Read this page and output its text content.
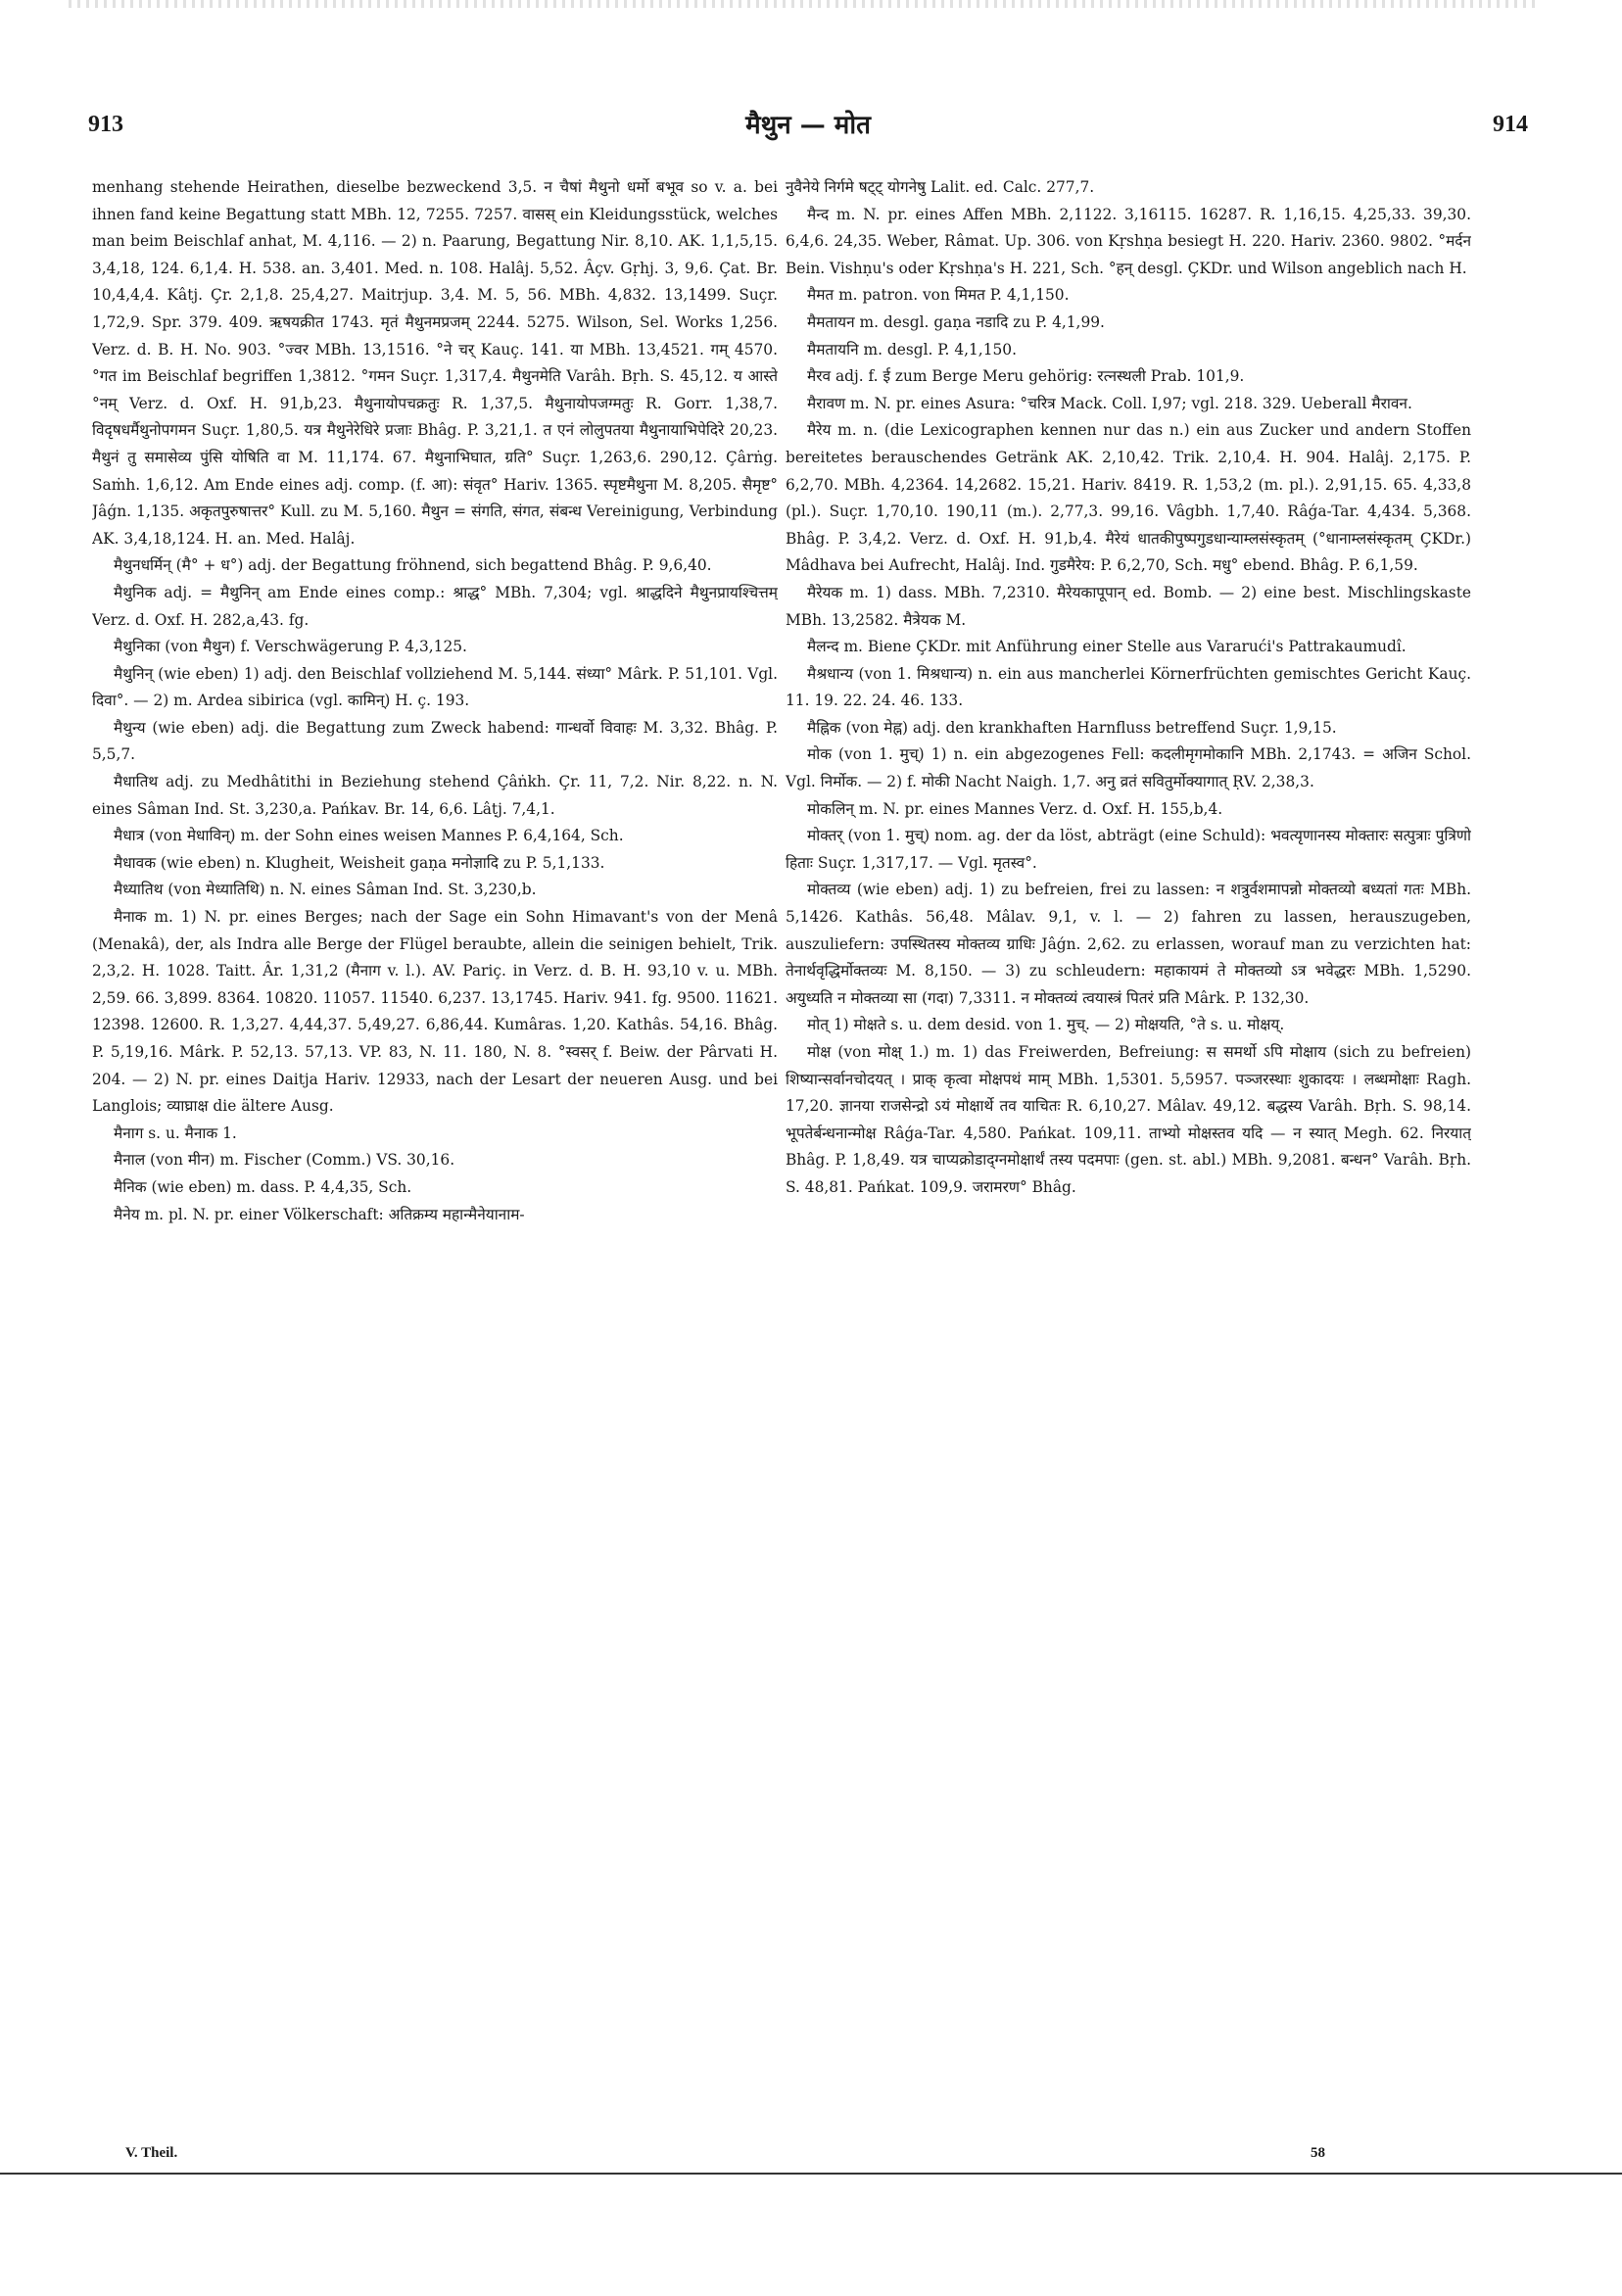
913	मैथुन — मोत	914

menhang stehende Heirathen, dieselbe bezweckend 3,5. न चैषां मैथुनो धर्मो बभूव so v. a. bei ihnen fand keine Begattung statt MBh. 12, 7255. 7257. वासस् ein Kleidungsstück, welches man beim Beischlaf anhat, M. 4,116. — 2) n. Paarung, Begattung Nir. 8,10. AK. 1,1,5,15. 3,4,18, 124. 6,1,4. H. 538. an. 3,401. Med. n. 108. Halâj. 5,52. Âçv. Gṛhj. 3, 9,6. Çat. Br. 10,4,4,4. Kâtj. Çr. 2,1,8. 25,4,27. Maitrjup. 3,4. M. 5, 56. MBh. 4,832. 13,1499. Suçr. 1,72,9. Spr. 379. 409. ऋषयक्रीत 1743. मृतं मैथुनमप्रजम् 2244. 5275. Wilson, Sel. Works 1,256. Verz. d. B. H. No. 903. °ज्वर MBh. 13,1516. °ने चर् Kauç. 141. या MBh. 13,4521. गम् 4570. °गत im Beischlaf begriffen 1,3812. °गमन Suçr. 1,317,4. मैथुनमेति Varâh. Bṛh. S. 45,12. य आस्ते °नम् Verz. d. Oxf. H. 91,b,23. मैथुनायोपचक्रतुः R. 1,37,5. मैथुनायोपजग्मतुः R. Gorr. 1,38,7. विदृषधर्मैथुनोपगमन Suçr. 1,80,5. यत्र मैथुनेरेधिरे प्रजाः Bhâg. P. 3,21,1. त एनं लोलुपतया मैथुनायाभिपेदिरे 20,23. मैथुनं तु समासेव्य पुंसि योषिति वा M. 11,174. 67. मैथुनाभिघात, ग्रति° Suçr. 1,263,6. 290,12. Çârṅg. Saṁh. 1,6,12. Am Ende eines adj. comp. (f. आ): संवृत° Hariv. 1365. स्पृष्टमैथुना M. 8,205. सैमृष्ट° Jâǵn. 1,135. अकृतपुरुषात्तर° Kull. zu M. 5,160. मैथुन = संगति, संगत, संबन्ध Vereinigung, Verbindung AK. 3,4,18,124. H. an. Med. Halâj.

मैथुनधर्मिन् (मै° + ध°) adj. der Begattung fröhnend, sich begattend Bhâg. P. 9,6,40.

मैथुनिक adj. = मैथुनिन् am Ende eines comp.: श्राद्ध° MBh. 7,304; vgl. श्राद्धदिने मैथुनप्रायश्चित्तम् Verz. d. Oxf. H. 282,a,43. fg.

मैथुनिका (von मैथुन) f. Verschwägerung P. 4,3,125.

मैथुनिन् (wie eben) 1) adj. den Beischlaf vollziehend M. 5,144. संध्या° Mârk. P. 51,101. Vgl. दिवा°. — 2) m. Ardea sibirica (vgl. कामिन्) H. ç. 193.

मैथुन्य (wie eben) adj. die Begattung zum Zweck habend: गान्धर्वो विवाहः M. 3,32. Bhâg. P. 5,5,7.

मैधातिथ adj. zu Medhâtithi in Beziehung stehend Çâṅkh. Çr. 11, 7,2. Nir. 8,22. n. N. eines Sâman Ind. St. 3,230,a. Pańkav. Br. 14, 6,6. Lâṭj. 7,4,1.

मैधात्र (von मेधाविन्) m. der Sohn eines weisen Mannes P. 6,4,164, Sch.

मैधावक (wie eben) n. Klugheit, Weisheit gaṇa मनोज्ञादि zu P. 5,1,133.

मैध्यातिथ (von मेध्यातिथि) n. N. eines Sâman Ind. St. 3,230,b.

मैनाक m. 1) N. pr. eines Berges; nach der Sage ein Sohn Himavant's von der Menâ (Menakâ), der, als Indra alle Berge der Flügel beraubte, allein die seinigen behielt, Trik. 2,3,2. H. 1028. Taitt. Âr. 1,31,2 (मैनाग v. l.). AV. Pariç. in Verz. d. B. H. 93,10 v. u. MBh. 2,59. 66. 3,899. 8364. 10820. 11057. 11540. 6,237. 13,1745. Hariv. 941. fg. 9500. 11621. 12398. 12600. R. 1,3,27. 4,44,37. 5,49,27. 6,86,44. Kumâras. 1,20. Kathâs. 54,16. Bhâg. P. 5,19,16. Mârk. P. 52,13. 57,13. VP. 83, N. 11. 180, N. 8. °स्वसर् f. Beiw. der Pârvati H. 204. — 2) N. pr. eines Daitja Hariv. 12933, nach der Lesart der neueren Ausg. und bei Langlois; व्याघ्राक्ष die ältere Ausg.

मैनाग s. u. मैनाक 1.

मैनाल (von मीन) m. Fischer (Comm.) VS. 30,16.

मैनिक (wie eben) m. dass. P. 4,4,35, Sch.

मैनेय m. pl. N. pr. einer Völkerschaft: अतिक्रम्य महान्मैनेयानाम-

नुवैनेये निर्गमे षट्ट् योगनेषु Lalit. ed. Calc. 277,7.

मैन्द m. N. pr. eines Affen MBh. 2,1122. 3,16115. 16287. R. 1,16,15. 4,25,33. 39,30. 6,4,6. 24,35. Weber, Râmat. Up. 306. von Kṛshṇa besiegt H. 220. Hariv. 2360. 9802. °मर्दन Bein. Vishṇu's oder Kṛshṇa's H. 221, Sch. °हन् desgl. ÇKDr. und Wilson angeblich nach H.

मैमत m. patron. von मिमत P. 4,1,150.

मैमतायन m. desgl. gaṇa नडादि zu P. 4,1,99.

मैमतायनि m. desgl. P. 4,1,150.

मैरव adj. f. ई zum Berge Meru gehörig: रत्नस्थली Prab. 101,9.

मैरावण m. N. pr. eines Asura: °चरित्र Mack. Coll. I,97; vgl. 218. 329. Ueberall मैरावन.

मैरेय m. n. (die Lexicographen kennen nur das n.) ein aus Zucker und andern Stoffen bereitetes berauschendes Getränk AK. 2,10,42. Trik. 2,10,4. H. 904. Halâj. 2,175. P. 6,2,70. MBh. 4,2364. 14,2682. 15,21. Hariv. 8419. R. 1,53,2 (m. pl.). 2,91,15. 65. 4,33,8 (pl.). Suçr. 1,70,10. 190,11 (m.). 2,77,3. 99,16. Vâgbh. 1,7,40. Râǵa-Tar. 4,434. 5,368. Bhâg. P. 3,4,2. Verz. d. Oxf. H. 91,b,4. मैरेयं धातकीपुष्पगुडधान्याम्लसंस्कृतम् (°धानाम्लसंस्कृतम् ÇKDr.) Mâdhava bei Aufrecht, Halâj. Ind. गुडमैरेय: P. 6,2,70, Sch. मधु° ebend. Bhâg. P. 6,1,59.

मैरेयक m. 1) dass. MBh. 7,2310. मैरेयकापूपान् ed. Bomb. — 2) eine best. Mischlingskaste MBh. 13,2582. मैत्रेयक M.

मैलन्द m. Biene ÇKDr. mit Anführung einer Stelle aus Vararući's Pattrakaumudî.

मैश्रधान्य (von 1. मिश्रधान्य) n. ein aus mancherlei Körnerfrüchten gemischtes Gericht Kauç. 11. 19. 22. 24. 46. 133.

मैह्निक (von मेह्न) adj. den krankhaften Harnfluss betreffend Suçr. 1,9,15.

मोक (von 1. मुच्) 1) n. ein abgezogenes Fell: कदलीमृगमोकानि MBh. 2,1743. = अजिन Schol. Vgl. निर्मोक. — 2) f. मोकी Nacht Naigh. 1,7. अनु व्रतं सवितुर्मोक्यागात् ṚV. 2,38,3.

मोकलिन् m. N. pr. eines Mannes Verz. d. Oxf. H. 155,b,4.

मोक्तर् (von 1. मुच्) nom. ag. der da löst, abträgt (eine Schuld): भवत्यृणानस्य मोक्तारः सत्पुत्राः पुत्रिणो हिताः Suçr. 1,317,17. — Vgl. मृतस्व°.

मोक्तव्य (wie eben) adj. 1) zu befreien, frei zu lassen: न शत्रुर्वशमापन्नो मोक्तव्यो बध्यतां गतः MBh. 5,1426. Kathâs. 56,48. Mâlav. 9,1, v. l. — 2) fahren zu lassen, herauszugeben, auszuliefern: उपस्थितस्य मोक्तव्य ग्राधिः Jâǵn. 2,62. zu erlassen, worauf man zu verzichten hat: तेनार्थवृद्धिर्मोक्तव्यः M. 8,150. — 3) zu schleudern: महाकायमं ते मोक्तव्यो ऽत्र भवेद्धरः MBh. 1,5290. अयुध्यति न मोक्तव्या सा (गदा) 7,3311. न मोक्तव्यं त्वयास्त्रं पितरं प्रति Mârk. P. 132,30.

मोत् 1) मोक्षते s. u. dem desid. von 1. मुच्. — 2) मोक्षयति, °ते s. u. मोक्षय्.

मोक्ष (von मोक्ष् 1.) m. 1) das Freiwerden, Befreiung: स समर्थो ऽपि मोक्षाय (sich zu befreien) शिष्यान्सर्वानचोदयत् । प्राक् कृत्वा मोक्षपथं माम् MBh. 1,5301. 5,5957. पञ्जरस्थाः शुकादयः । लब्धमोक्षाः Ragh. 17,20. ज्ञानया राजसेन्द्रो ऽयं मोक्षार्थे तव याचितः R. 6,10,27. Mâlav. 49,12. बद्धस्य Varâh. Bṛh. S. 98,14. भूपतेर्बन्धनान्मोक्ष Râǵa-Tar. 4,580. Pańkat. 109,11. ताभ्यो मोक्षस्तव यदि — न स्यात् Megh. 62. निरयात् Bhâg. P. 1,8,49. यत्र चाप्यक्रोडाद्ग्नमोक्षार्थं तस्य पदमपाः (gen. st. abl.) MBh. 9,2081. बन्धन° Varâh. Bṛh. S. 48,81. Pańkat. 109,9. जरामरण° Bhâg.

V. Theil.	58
* * * * * * * * *
• **TASK TO COMPLETE**
Copy each line in the listing where "Mannes" appears.

• **RESPONSE AREA**
मैधात्र (von मेधाविन्) m. der Sohn eines weisen Mannes P. 6,4,164, Sch.
मोकलिन् m. N. pr. eines Mannes Verz. d. Oxf. H. 155,b,4.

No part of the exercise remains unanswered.